Exercise description
Search the entries for the word "zayo" and pull out each line that has it.

Data excerpts
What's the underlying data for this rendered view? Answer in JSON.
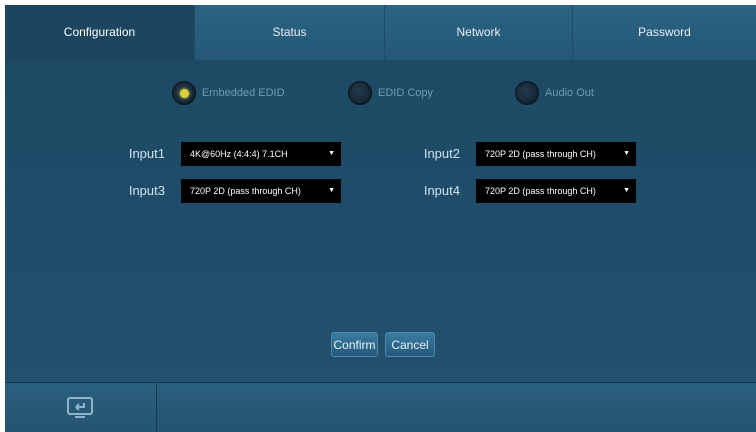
{
  "tabs": [
    {
      "label": "Configuration",
      "active": true
    },
    {
      "label": "Status",
      "active": false
    },
    {
      "label": "Network",
      "active": false
    },
    {
      "label": "Password",
      "active": false
    }
  ],
  "edid_modes": [
    {
      "label": "Embedded EDID",
      "selected": true
    },
    {
      "label": "EDID Copy",
      "selected": false
    },
    {
      "label": "Audio Out",
      "selected": false
    }
  ],
  "inputs": [
    {
      "label": "Input1",
      "value": "4K@60Hz (4:4:4) 7.1CH"
    },
    {
      "label": "Input2",
      "value": "720P 2D (pass through CH)"
    },
    {
      "label": "Input3",
      "value": "720P 2D (pass through CH)"
    },
    {
      "label": "Input4",
      "value": "720P 2D (pass through CH)"
    }
  ],
  "buttons": {
    "confirm": "Confirm",
    "cancel": "Cancel"
  },
  "colors": {
    "accent_radio": "#d8d03a",
    "background": "#1f4d6a"
  },
  "icons": {
    "bottom": "screen-return-icon",
    "caret": "caret-down-icon"
  }
}
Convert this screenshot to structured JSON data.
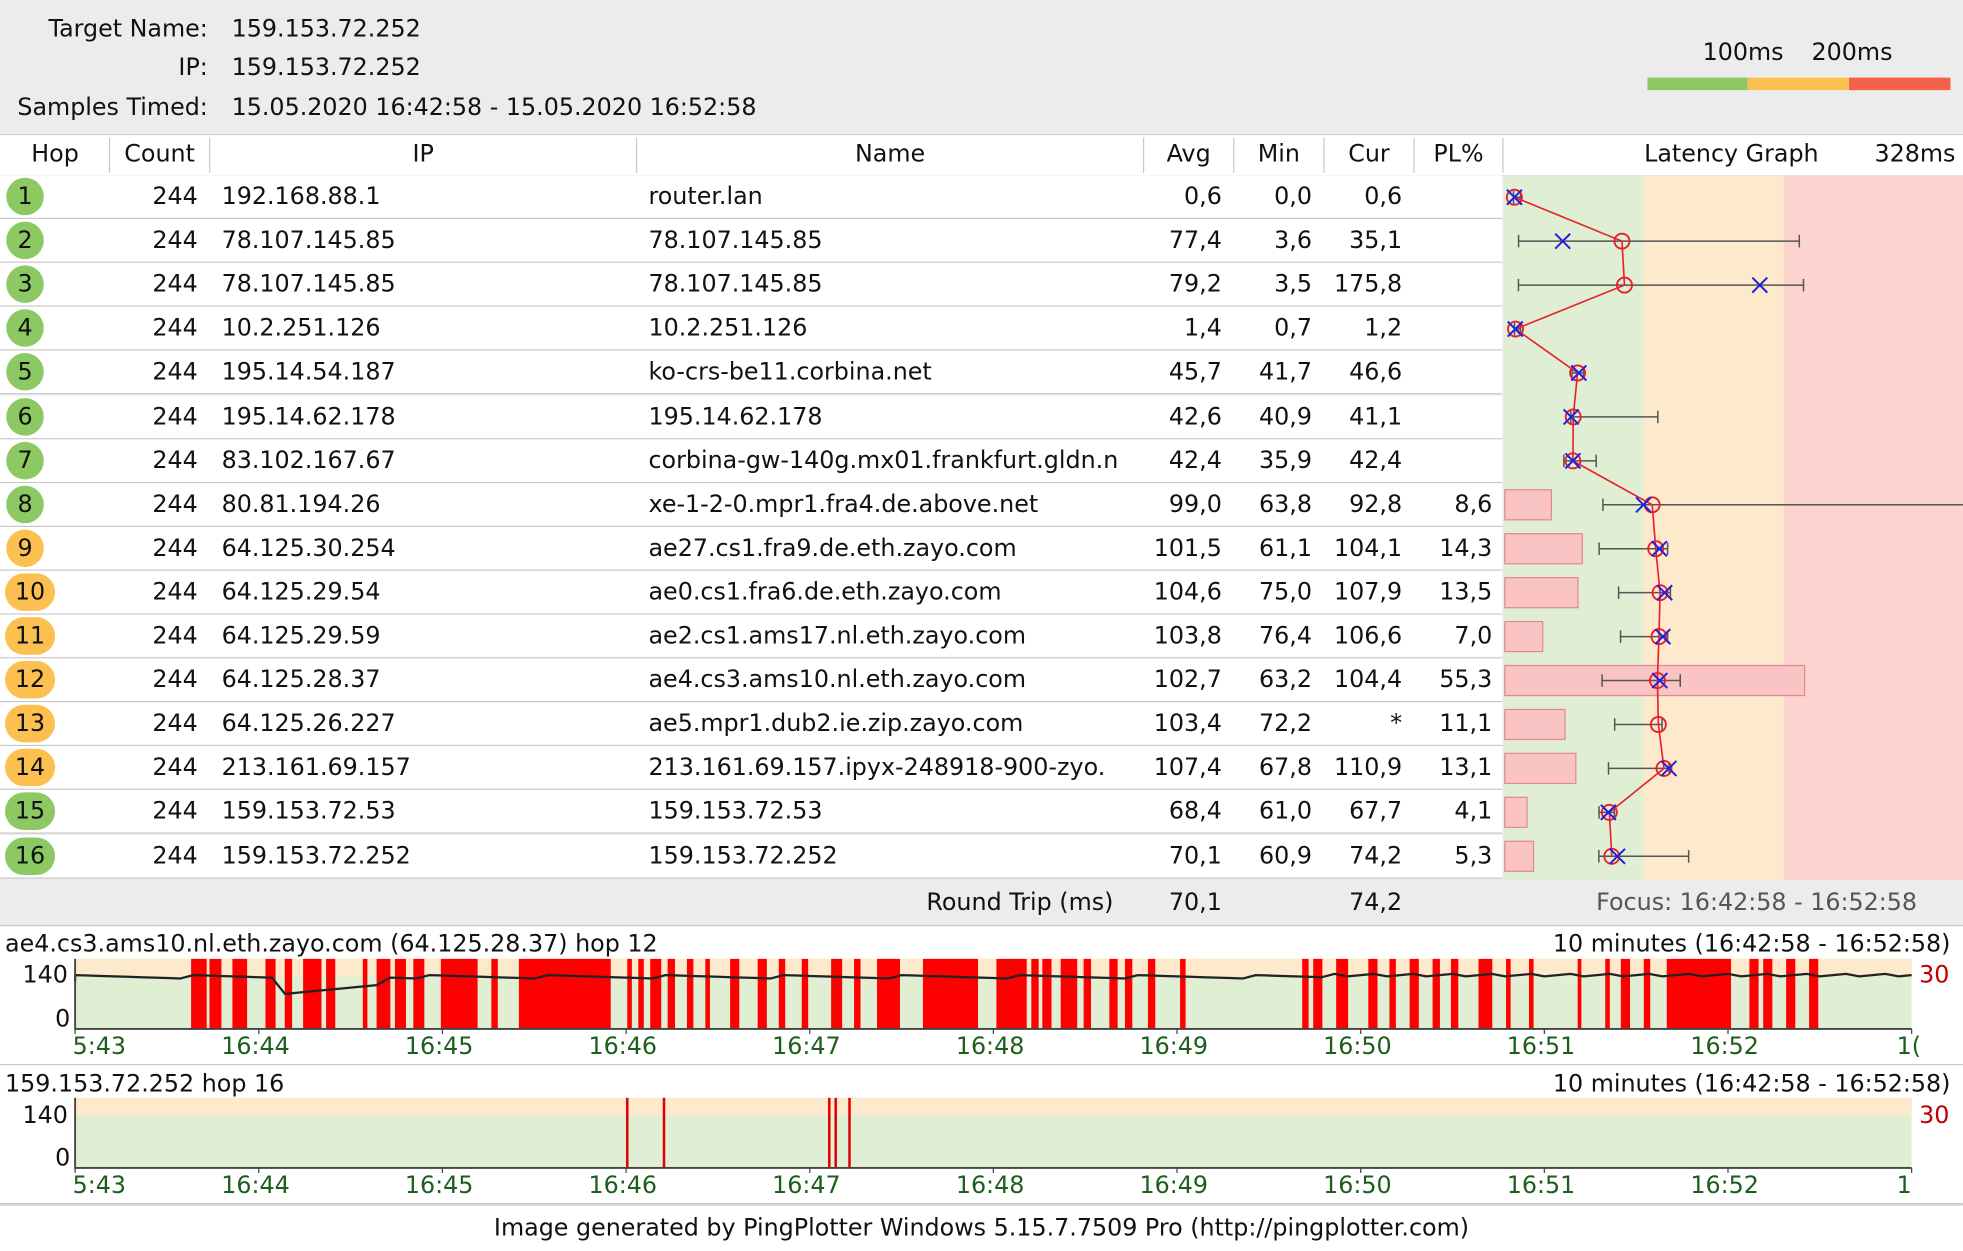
{
  "header": {
    "target_name_label": "Target Name:",
    "target_name_value": "159.153.72.252",
    "ip_label": "IP:",
    "ip_value": "159.153.72.252",
    "samples_label": "Samples Timed:",
    "samples_value": "15.05.2020 16:42:58 - 15.05.2020 16:52:58",
    "scale_100": "100ms",
    "scale_200": "200ms",
    "scale_colors": [
      "#8cc963",
      "#fbc04f",
      "#f4604a"
    ]
  },
  "columns": {
    "hop": "Hop",
    "count": "Count",
    "ip": "IP",
    "name": "Name",
    "avg": "Avg",
    "min": "Min",
    "cur": "Cur",
    "pl": "PL%",
    "graph": "Latency Graph",
    "graph_max": "328ms"
  },
  "rows": [
    {
      "hop": "1",
      "count": "244",
      "ip": "192.168.88.1",
      "name": "router.lan",
      "avg": "0,6",
      "min": "0,0",
      "cur": "0,6",
      "pl": "",
      "status": "good"
    },
    {
      "hop": "2",
      "count": "244",
      "ip": "78.107.145.85",
      "name": "78.107.145.85",
      "avg": "77,4",
      "min": "3,6",
      "cur": "35,1",
      "pl": "",
      "status": "good"
    },
    {
      "hop": "3",
      "count": "244",
      "ip": "78.107.145.85",
      "name": "78.107.145.85",
      "avg": "79,2",
      "min": "3,5",
      "cur": "175,8",
      "pl": "",
      "status": "good"
    },
    {
      "hop": "4",
      "count": "244",
      "ip": "10.2.251.126",
      "name": "10.2.251.126",
      "avg": "1,4",
      "min": "0,7",
      "cur": "1,2",
      "pl": "",
      "status": "good"
    },
    {
      "hop": "5",
      "count": "244",
      "ip": "195.14.54.187",
      "name": "ko-crs-be11.corbina.net",
      "avg": "45,7",
      "min": "41,7",
      "cur": "46,6",
      "pl": "",
      "status": "good"
    },
    {
      "hop": "6",
      "count": "244",
      "ip": "195.14.62.178",
      "name": "195.14.62.178",
      "avg": "42,6",
      "min": "40,9",
      "cur": "41,1",
      "pl": "",
      "status": "good"
    },
    {
      "hop": "7",
      "count": "244",
      "ip": "83.102.167.67",
      "name": "corbina-gw-140g.mx01.frankfurt.gldn.n",
      "avg": "42,4",
      "min": "35,9",
      "cur": "42,4",
      "pl": "",
      "status": "good"
    },
    {
      "hop": "8",
      "count": "244",
      "ip": "80.81.194.26",
      "name": "xe-1-2-0.mpr1.fra4.de.above.net",
      "avg": "99,0",
      "min": "63,8",
      "cur": "92,8",
      "pl": "8,6",
      "status": "good"
    },
    {
      "hop": "9",
      "count": "244",
      "ip": "64.125.30.254",
      "name": "ae27.cs1.fra9.de.eth.zayo.com",
      "avg": "101,5",
      "min": "61,1",
      "cur": "104,1",
      "pl": "14,3",
      "status": "warn"
    },
    {
      "hop": "10",
      "count": "244",
      "ip": "64.125.29.54",
      "name": "ae0.cs1.fra6.de.eth.zayo.com",
      "avg": "104,6",
      "min": "75,0",
      "cur": "107,9",
      "pl": "13,5",
      "status": "warn"
    },
    {
      "hop": "11",
      "count": "244",
      "ip": "64.125.29.59",
      "name": "ae2.cs1.ams17.nl.eth.zayo.com",
      "avg": "103,8",
      "min": "76,4",
      "cur": "106,6",
      "pl": "7,0",
      "status": "warn"
    },
    {
      "hop": "12",
      "count": "244",
      "ip": "64.125.28.37",
      "name": "ae4.cs3.ams10.nl.eth.zayo.com",
      "avg": "102,7",
      "min": "63,2",
      "cur": "104,4",
      "pl": "55,3",
      "status": "warn"
    },
    {
      "hop": "13",
      "count": "244",
      "ip": "64.125.26.227",
      "name": "ae5.mpr1.dub2.ie.zip.zayo.com",
      "avg": "103,4",
      "min": "72,2",
      "cur": "*",
      "pl": "11,1",
      "status": "warn"
    },
    {
      "hop": "14",
      "count": "244",
      "ip": "213.161.69.157",
      "name": "213.161.69.157.ipyx-248918-900-zyo.",
      "avg": "107,4",
      "min": "67,8",
      "cur": "110,9",
      "pl": "13,1",
      "status": "warn"
    },
    {
      "hop": "15",
      "count": "244",
      "ip": "159.153.72.53",
      "name": "159.153.72.53",
      "avg": "68,4",
      "min": "61,0",
      "cur": "67,7",
      "pl": "4,1",
      "status": "good"
    },
    {
      "hop": "16",
      "count": "244",
      "ip": "159.153.72.252",
      "name": "159.153.72.252",
      "avg": "70,1",
      "min": "60,9",
      "cur": "74,2",
      "pl": "5,3",
      "status": "good"
    }
  ],
  "latency_graph": {
    "max_ms": 328,
    "zones": [
      {
        "to_ms": 100,
        "color": "#e0efd4"
      },
      {
        "to_ms": 200,
        "color": "#fde9cc"
      },
      {
        "to_ms": 328,
        "color": "#fdd3d0"
      }
    ],
    "hops": [
      {
        "avg": 0.6,
        "cur": 0.6,
        "min": 0.0,
        "max": 5,
        "pl": 0
      },
      {
        "avg": 77.4,
        "cur": 35.1,
        "min": 3.6,
        "max": 204,
        "pl": 0
      },
      {
        "avg": 79.2,
        "cur": 175.8,
        "min": 3.5,
        "max": 207,
        "pl": 0
      },
      {
        "avg": 1.4,
        "cur": 1.2,
        "min": 0.7,
        "max": 5,
        "pl": 0
      },
      {
        "avg": 45.7,
        "cur": 46.6,
        "min": 41.7,
        "max": 50,
        "pl": 0
      },
      {
        "avg": 42.6,
        "cur": 41.1,
        "min": 40.9,
        "max": 103,
        "pl": 0
      },
      {
        "avg": 42.4,
        "cur": 42.4,
        "min": 35.9,
        "max": 59,
        "pl": 0
      },
      {
        "avg": 99.0,
        "cur": 92.8,
        "min": 63.8,
        "max": 322,
        "pl": 8.6
      },
      {
        "avg": 101.5,
        "cur": 104.1,
        "min": 61.1,
        "max": 110,
        "pl": 14.3
      },
      {
        "avg": 104.6,
        "cur": 107.9,
        "min": 75.0,
        "max": 112,
        "pl": 13.5
      },
      {
        "avg": 103.8,
        "cur": 106.6,
        "min": 76.4,
        "max": 110,
        "pl": 7.0
      },
      {
        "avg": 102.7,
        "cur": 104.4,
        "min": 63.2,
        "max": 119,
        "pl": 55.3
      },
      {
        "avg": 103.4,
        "cur": null,
        "min": 72.2,
        "max": 106,
        "pl": 11.1
      },
      {
        "avg": 107.4,
        "cur": 110.9,
        "min": 67.8,
        "max": 111,
        "pl": 13.1
      },
      {
        "avg": 68.4,
        "cur": 67.7,
        "min": 61.0,
        "max": 72,
        "pl": 4.1
      },
      {
        "avg": 70.1,
        "cur": 74.2,
        "min": 60.9,
        "max": 125,
        "pl": 5.3
      }
    ]
  },
  "summary": {
    "round_trip_label": "Round Trip (ms)",
    "avg": "70,1",
    "cur": "74,2",
    "focus": "Focus: 16:42:58 - 16:52:58"
  },
  "timeline1": {
    "title": "ae4.cs3.ams10.nl.eth.zayo.com (64.125.28.37) hop 12",
    "range": "10 minutes (16:42:58 - 16:52:58)",
    "y_max": "140",
    "y_min": "0",
    "right_value": "30",
    "ticks": [
      "5:43",
      "16:44",
      "16:45",
      "16:46",
      "16:47",
      "16:48",
      "16:49",
      "16:50",
      "16:51",
      "16:52",
      "1("
    ],
    "loss_segments": [
      [
        16.843,
        16.86
      ],
      [
        16.863,
        16.876
      ],
      [
        16.888,
        16.904
      ],
      [
        16.924,
        16.935
      ],
      [
        16.945,
        16.953
      ],
      [
        16.965,
        16.985
      ],
      [
        16.99,
        17.0
      ],
      [
        17.03,
        17.035
      ],
      [
        17.045,
        17.06
      ],
      [
        17.065,
        17.077
      ],
      [
        17.085,
        17.097
      ],
      [
        17.115,
        17.155
      ],
      [
        17.17,
        17.177
      ],
      [
        17.2,
        17.3
      ],
      [
        17.318,
        17.323
      ],
      [
        17.33,
        17.336
      ],
      [
        17.343,
        17.355
      ],
      [
        17.362,
        17.37
      ],
      [
        17.383,
        17.39
      ],
      [
        17.403,
        17.408
      ],
      [
        17.43,
        17.44
      ],
      [
        17.46,
        17.47
      ],
      [
        17.483,
        17.49
      ],
      [
        17.508,
        17.515
      ],
      [
        17.54,
        17.552
      ],
      [
        17.565,
        17.572
      ],
      [
        17.59,
        17.615
      ],
      [
        17.64,
        17.7
      ],
      [
        17.72,
        17.753
      ],
      [
        17.758,
        17.766
      ],
      [
        17.77,
        17.78
      ],
      [
        17.79,
        17.808
      ],
      [
        17.815,
        17.823
      ],
      [
        17.843,
        17.852
      ],
      [
        17.86,
        17.868
      ],
      [
        17.885,
        17.893
      ],
      [
        17.92,
        17.926
      ],
      [
        18.053,
        18.06
      ],
      [
        18.065,
        18.075
      ],
      [
        18.09,
        18.103
      ],
      [
        18.125,
        18.135
      ],
      [
        18.148,
        18.155
      ],
      [
        18.17,
        18.18
      ],
      [
        18.195,
        18.203
      ],
      [
        18.215,
        18.223
      ],
      [
        18.245,
        18.26
      ],
      [
        18.275,
        18.28
      ],
      [
        18.3,
        18.305
      ],
      [
        18.353,
        18.357
      ],
      [
        18.383,
        18.388
      ],
      [
        18.4,
        18.41
      ],
      [
        18.425,
        18.432
      ],
      [
        18.45,
        18.52
      ],
      [
        18.54,
        18.55
      ],
      [
        18.555,
        18.565
      ],
      [
        18.58,
        18.59
      ],
      [
        18.605,
        18.615
      ]
    ]
  },
  "timeline2": {
    "title": "159.153.72.252 hop 16",
    "range": "10 minutes (16:42:58 - 16:52:58)",
    "y_max": "140",
    "y_min": "0",
    "right_value": "30",
    "ticks": [
      "5:43",
      "16:44",
      "16:45",
      "16:46",
      "16:47",
      "16:48",
      "16:49",
      "16:50",
      "16:51",
      "16:52",
      "1"
    ],
    "loss_events": [
      17.318,
      17.358,
      17.538,
      17.545,
      17.56
    ]
  },
  "footer": "Image generated by PingPlotter Windows 5.15.7.7509 Pro (http://pingplotter.com)"
}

Result of this task
      "name": "ae27.cs1.fra9.de.eth.zayo.com",
      "name": "ae0.cs1.fra6.de.eth.zayo.com",
      "name": "ae2.cs1.ams17.nl.eth.zayo.com",
      "name": "ae4.cs3.ams10.nl.eth.zayo.com",
      "name": "ae5.mpr1.dub2.ie.zip.zayo.com",
    "title": "ae4.cs3.ams10.nl.eth.zayo.com (64.125.28.37) hop 12",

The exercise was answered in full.